> LISTED RECORDS:
▼▼▼

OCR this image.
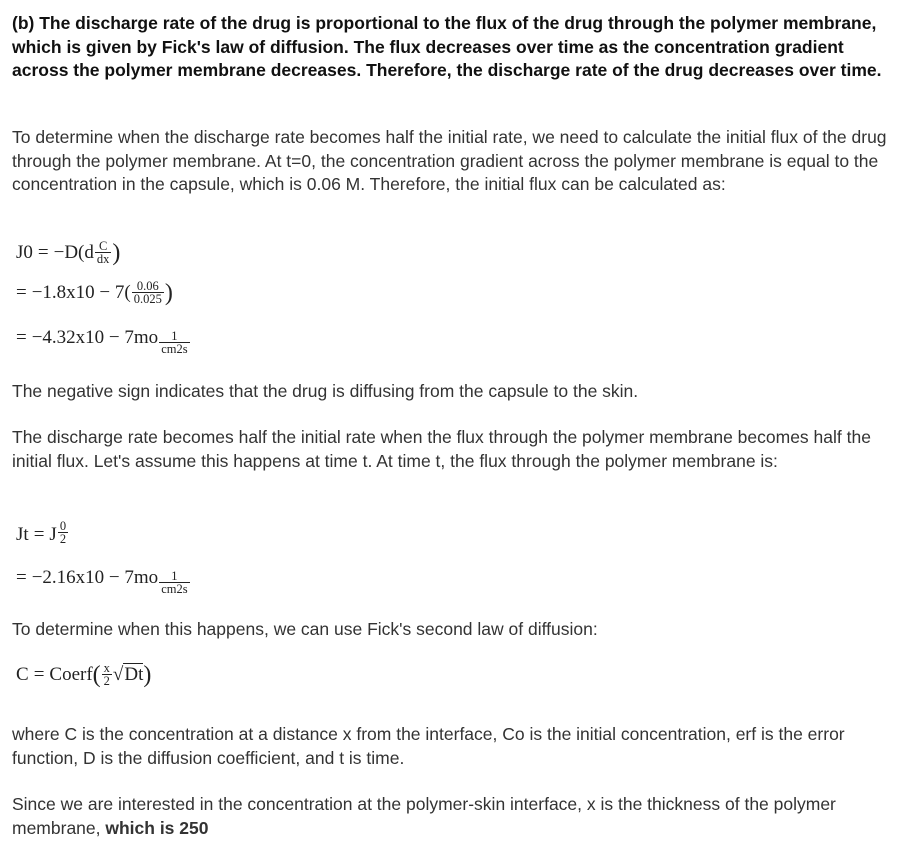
(b) The discharge rate of the drug is proportional to the flux of the drug through the polymer membrane, which is given by Fick's law of diffusion. The flux decreases over time as the concentration gradient across the polymer membrane decreases. Therefore, the discharge rate of the drug decreases over time.

To determine when the discharge rate becomes half the initial rate, we need to calculate the initial flux of the drug through the polymer membrane. At t=0, the concentration gradient across the polymer membrane is equal to the concentration in the capsule, which is 0.06 M. Therefore, the initial flux can be calculated as:

$J0 = -D(d \frac{C}{dx}$ )
= $-1.8x10 - 7( \frac{0.06}{0.025}$ )
= $-4.32x10 - 7mo \frac{1}{cm2s}$

The negative sign indicates that the drug is diffusing from the capsule to the skin.

The discharge rate becomes half the initial rate when the flux through the polymer membrane becomes half the initial flux. Let's assume this happens at time t. At time t, the flux through the polymer membrane is:

Jt = J $\frac{0}{2}$
= $-2.16x10 - 7mo \frac{1}{cm2s}$

To determine when this happens, we can use Fick's second law of diffusion:

C = Coerf ( $\frac{x}{2}$ √ Dt )

where C is the concentration at a distance x from the interface, Co is the initial concentration, erf is the error function, D is the diffusion coefficient, and t is time.

Since we are interested in the concentration at the polymer-skin interface, x is the thickness of the polymer membrane, which is 250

▲▲▲

> TO DO: Count how many lines in the data above hold the string "from", and give the number with no other words.

> CORRECT ANSWER: 2